**Task**
Render the lines of each row below as a numbered list, skipping blank lines and leaving the pictures out of the answer.

[BEGIN Data for the task]

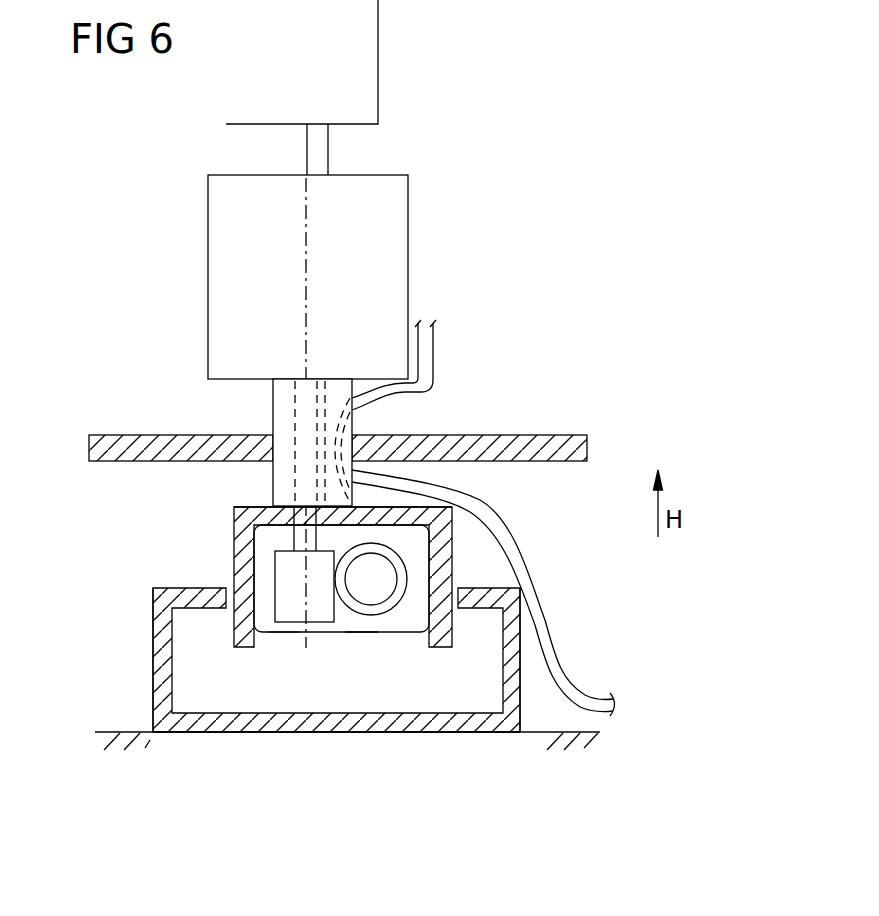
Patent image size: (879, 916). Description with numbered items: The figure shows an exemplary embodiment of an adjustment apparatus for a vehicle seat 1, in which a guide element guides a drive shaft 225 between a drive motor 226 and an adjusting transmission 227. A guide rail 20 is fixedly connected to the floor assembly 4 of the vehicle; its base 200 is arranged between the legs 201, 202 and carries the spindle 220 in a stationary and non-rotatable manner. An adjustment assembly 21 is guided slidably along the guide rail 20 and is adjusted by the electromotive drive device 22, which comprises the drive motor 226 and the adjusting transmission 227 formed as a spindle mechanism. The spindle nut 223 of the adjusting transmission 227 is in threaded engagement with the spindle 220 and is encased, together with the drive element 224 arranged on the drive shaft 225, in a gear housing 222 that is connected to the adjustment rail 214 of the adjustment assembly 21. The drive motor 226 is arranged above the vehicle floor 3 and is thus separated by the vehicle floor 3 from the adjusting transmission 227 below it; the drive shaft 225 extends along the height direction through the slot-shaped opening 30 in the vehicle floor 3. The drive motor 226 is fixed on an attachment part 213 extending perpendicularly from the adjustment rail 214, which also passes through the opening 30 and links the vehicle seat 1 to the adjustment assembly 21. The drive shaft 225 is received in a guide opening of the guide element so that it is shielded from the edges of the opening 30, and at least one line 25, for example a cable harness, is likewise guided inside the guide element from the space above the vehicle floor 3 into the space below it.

The vehicle seat 1 is at (415, 62).
The attachment part 213 is at (319, 152).
The drive device 22 is at (442, 204).
The drive motor 226 is at (380, 272).
The line 25 is at (428, 360).
The vehicle floor 3 is at (545, 437).
The slot-shaped opening 30 is at (352, 440).
The floor assembly 4 is at (592, 718).
The adjustment assembly 21 is at (435, 552).
The adjustment rail 214 is at (468, 516).
The adjusting transmission 227 is at (392, 655).
The drive shaft 225 is at (302, 533).
The drive element 224 is at (288, 579).
The spindle 220 is at (383, 580).
The gear housing 222 is at (287, 635).
The spindle nut 223 is at (357, 612).
The guide rail 20 is at (358, 728).
The leg 201 is at (155, 672).
The leg 202 is at (513, 670).
The base 200 is at (465, 723).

[END Data for the task]

**Full response**
1. Patent image size: (879, 916). Description with numbered items: The figure shows an exemplary embodiment of an adjustment apparatus for a vehicle seat 1, in which a guide element guides a drive shaft 225 between a drive motor 226 and an adjusting transmission 227. A guide rail 20 is fixedly connected to the floor assembly 4 of the vehicle; its base 200 is arranged between the legs 201, 202 and carries the spindle 220 in a stationary and non-rotatable manner. An adjustment assembly 21 is guided slidably along the guide rail 20 and is adjusted by the electromotive drive device 22, which comprises the drive motor 226 and the adjusting transmission 227 formed as a spindle mechanism. The spindle nut 223 of the adjusting transmission 227 is in threaded engagement with the spindle 220 and is encased, together with the drive element 224 arranged on the drive shaft 225, in a gear housing 222 that is connected to the adjustment rail 214 of the adjustment assembly 21. The drive motor 226 is arranged above the vehicle floor 3 and is thus separated by the vehicle floor 3 from the adjusting transmission 227 below it; the drive shaft 225 extends along the height direction through the slot-shaped opening 30 in the vehicle floor 3. The drive motor 226 is fixed on an attachment part 213 extending perpendicularly from the adjustment rail 214, which also passes through the opening 30 and links the vehicle seat 1 to the adjustment assembly 21. The drive shaft 225 is received in a guide opening of the guide element so that it is shielded from the edges of the opening 30, and at least one line 25, for example a cable harness, is likewise guided inside the guide element from the space above the vehicle floor 3 into the space below it.
2. The vehicle seat 1 is at (415, 62).
3. The attachment part 213 is at (319, 152).
4. The drive device 22 is at (442, 204).
5. The drive motor 226 is at (380, 272).
6. The line 25 is at (428, 360).
7. The vehicle floor 3 is at (545, 437).
8. The slot-shaped opening 30 is at (352, 440).
9. The floor assembly 4 is at (592, 718).
10. The adjustment assembly 21 is at (435, 552).
11. The adjustment rail 214 is at (468, 516).
12. The adjusting transmission 227 is at (392, 655).
13. The drive shaft 225 is at (302, 533).
14. The drive element 224 is at (288, 579).
15. The spindle 220 is at (383, 580).
16. The gear housing 222 is at (287, 635).
17. The spindle nut 223 is at (357, 612).
18. The guide rail 20 is at (358, 728).
19. The leg 201 is at (155, 672).
20. The leg 202 is at (513, 670).
21. The base 200 is at (465, 723).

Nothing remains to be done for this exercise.